§ **WHAT THIS TASK INVOLVES**: Write only the number of lines holding the string "JSON".

§ **EXTRACTED MATERIAL**:
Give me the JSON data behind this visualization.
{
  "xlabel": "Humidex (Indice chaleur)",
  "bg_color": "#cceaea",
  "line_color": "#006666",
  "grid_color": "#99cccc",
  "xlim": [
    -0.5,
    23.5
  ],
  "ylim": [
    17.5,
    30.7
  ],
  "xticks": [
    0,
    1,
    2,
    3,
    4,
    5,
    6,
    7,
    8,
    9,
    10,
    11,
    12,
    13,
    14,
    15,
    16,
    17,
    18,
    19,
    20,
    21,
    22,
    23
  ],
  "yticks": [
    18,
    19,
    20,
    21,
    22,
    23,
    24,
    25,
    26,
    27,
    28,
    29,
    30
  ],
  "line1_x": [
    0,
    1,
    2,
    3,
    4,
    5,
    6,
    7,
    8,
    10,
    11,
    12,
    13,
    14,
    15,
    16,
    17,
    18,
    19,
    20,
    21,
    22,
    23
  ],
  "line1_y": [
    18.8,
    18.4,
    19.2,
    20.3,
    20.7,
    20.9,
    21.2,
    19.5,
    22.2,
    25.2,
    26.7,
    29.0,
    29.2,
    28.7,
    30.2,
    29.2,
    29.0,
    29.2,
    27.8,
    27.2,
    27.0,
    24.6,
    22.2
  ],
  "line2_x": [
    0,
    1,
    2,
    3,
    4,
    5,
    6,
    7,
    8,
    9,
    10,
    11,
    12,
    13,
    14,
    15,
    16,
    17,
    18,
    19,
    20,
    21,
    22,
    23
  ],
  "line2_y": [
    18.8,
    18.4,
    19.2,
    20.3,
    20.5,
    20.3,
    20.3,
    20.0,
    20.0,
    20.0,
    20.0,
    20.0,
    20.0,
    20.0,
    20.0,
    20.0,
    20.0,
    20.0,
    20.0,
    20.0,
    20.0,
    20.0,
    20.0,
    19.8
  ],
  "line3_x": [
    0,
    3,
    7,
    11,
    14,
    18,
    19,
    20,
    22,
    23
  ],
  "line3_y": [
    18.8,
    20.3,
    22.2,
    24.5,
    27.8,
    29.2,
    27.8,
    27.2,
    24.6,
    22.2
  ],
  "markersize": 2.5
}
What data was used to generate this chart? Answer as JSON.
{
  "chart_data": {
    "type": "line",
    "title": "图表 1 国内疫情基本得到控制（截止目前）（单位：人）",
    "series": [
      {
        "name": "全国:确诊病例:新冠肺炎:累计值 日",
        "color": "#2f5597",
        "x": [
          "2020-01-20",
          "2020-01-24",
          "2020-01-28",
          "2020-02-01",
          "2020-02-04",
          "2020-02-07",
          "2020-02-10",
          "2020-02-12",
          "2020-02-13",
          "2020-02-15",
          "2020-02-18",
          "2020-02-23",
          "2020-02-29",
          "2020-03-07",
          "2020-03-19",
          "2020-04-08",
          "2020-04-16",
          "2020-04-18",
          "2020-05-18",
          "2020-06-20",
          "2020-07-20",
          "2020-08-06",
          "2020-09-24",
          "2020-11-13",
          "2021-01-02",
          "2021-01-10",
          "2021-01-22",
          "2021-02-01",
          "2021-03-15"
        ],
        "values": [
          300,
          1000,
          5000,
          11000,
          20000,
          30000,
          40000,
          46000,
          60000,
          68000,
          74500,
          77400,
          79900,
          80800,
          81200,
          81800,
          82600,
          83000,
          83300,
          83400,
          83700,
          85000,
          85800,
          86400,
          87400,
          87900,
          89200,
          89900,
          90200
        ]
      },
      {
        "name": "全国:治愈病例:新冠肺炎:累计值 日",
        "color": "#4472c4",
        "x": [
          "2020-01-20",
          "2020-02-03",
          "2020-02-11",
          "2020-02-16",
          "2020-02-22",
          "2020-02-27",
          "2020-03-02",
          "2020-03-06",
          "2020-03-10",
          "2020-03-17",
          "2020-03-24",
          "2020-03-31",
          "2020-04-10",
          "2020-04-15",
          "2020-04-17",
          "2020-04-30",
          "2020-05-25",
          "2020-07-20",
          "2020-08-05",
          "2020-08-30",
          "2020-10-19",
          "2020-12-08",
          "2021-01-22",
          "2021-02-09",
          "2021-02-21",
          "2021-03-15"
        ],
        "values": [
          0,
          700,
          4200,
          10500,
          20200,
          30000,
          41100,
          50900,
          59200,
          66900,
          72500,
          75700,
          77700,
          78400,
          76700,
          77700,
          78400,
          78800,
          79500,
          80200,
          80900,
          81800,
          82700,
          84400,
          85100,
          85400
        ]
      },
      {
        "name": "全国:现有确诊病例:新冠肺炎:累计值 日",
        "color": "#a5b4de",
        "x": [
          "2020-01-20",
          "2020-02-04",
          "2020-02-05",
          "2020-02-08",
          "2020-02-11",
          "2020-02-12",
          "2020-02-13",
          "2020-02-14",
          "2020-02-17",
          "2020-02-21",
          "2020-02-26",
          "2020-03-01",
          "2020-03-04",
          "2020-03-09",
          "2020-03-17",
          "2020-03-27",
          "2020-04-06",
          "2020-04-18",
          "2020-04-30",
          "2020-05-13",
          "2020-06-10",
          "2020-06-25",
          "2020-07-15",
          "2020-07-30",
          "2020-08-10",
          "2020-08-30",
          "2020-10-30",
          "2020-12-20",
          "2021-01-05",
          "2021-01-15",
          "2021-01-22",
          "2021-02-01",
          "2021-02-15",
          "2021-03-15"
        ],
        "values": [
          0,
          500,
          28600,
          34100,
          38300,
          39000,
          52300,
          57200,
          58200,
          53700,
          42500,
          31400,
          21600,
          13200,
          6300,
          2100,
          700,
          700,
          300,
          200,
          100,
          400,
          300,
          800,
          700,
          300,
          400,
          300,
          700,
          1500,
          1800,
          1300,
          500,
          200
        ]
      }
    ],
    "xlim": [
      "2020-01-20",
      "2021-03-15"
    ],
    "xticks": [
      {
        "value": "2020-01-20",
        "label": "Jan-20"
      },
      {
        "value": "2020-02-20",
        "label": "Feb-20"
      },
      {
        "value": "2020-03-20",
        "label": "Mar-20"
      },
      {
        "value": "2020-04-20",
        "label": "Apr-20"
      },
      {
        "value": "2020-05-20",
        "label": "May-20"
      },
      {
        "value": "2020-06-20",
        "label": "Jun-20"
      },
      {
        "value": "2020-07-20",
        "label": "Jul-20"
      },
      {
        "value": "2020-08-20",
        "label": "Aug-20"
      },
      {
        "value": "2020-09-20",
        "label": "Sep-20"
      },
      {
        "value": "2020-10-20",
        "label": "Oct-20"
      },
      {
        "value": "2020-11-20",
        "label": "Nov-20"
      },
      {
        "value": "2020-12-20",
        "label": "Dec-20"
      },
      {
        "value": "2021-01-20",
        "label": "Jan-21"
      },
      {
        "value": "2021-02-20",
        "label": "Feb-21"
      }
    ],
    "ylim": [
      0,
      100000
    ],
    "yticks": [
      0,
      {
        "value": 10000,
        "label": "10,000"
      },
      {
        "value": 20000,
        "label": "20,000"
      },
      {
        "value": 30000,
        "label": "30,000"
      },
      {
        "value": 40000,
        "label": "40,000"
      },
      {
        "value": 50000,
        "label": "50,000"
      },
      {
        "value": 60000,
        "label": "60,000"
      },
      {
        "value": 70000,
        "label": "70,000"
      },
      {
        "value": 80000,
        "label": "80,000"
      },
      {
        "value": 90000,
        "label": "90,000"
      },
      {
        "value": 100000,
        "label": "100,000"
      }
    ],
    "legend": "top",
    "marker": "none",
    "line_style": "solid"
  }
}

§ **CORRECT ANSWER**: 2